* **Data listing**:
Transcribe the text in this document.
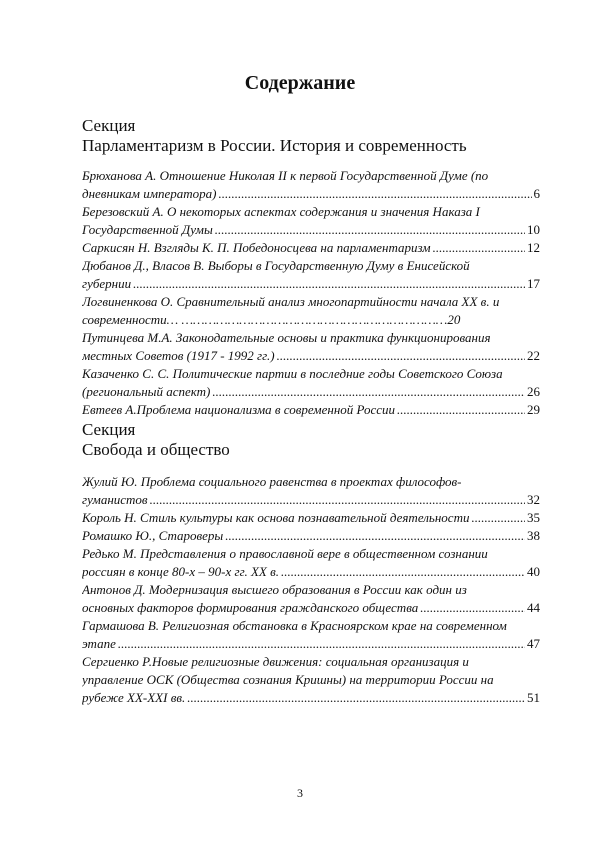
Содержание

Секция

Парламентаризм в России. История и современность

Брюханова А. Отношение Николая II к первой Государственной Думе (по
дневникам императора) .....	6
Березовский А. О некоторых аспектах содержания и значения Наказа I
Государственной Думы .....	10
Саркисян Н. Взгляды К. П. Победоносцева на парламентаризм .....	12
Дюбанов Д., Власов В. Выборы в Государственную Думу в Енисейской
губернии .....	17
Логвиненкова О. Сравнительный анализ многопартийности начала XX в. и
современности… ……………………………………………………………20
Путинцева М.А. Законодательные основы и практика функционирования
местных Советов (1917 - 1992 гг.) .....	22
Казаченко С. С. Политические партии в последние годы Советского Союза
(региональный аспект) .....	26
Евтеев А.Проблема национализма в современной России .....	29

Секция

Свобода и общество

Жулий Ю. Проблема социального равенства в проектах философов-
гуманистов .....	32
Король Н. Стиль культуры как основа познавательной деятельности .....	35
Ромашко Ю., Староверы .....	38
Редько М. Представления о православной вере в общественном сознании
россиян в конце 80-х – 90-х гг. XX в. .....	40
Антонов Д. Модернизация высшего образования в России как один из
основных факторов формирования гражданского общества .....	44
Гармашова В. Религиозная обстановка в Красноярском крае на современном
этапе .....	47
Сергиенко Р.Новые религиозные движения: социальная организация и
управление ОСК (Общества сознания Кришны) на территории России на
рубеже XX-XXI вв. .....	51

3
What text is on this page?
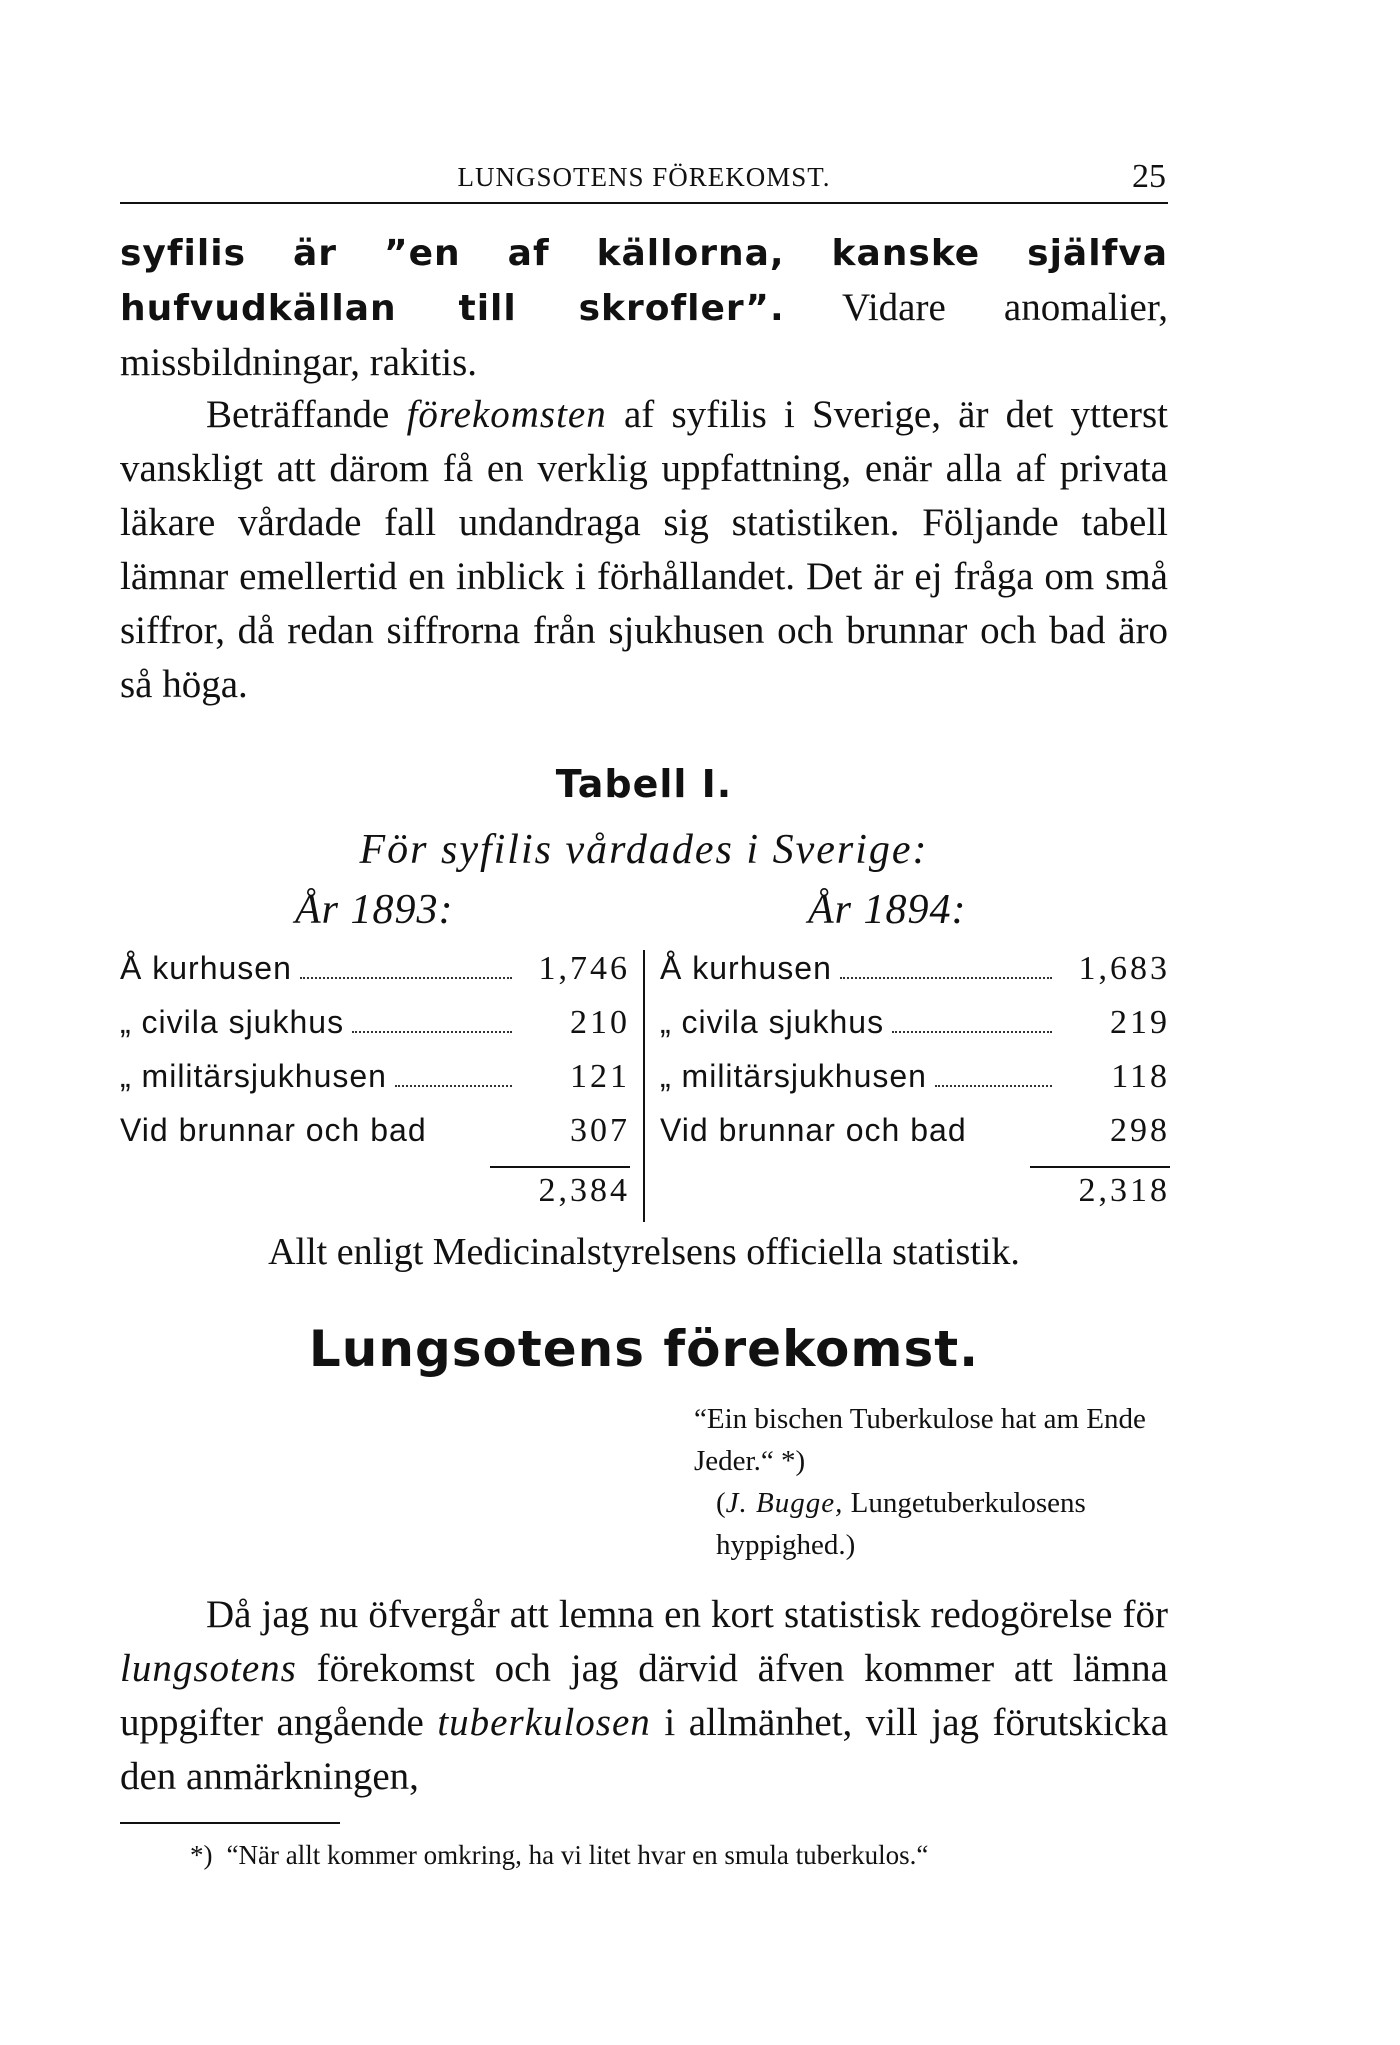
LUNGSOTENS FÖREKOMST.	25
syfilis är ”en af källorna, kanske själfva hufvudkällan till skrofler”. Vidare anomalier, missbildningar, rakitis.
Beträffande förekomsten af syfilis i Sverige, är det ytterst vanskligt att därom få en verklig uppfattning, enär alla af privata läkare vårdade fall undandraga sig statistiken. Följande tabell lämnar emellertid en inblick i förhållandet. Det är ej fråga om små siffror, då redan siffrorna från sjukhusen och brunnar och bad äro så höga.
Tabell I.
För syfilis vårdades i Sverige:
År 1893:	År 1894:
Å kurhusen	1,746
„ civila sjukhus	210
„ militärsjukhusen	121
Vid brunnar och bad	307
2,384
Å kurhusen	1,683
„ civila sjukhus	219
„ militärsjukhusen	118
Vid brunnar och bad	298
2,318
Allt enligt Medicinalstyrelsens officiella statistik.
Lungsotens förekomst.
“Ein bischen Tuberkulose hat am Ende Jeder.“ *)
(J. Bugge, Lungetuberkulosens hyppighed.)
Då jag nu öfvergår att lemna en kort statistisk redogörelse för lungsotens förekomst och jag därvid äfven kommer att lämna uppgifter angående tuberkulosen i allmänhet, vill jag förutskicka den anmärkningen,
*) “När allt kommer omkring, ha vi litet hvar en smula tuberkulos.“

* **Work to complete**: Output the entries above exactly, without their pictures.

* **Reply to the task**:
Transcribe the text in this document.
Содержание

Секция

Парламентаризм в России. История и современность

Брюханова А. Отношение Николая II к первой Государственной Думе (по
дневникам императора) .....	6
Березовский А. О некоторых аспектах содержания и значения Наказа I
Государственной Думы .....	10
Саркисян Н. Взгляды К. П. Победоносцева на парламентаризм .....	12
Дюбанов Д., Власов В. Выборы в Государственную Думу в Енисейской
губернии .....	17
Логвиненкова О. Сравнительный анализ многопартийности начала XX в. и
современности… ……………………………………………………………20
Путинцева М.А. Законодательные основы и практика функционирования
местных Советов (1917 - 1992 гг.) .....	22
Казаченко С. С. Политические партии в последние годы Советского Союза
(региональный аспект) .....	26
Евтеев А.Проблема национализма в современной России .....	29

Секция

Свобода и общество

Жулий Ю. Проблема социального равенства в проектах философов-
гуманистов .....	32
Король Н. Стиль культуры как основа познавательной деятельности .....	35
Ромашко Ю., Староверы .....	38
Редько М. Представления о православной вере в общественном сознании
россиян в конце 80-х – 90-х гг. XX в. .....	40
Антонов Д. Модернизация высшего образования в России как один из
основных факторов формирования гражданского общества .....	44
Гармашова В. Религиозная обстановка в Красноярском крае на современном
этапе .....	47
Сергиенко Р.Новые религиозные движения: социальная организация и
управление ОСК (Общества сознания Кришны) на территории России на
рубеже XX-XXI вв. .....	51

3
What text is on this page?
LUNGSOTENS FÖREKOMST.	25
syfilis är ”en af källorna, kanske själfva hufvudkällan till skrofler”. Vidare anomalier, missbildningar, rakitis.
Beträffande förekomsten af syfilis i Sverige, är det ytterst vanskligt att därom få en verklig uppfattning, enär alla af privata läkare vårdade fall undandraga sig statistiken. Följande tabell lämnar emellertid en inblick i förhållandet. Det är ej fråga om små siffror, då redan siffrorna från sjukhusen och brunnar och bad äro så höga.
Tabell I.
För syfilis vårdades i Sverige:
År 1893:	År 1894:
Å kurhusen	1,746
„ civila sjukhus	210
„ militärsjukhusen	121
Vid brunnar och bad	307
2,384
Å kurhusen	1,683
„ civila sjukhus	219
„ militärsjukhusen	118
Vid brunnar och bad	298
2,318
Allt enligt Medicinalstyrelsens officiella statistik.
Lungsotens förekomst.
“Ein bischen Tuberkulose hat am Ende Jeder.“ *)
(J. Bugge, Lungetuberkulosens hyppighed.)
Då jag nu öfvergår att lemna en kort statistisk redogörelse för lungsotens förekomst och jag därvid äfven kommer att lämna uppgifter angående tuberkulosen i allmänhet, vill jag förutskicka den anmärkningen,
*) “När allt kommer omkring, ha vi litet hvar en smula tuberkulos.“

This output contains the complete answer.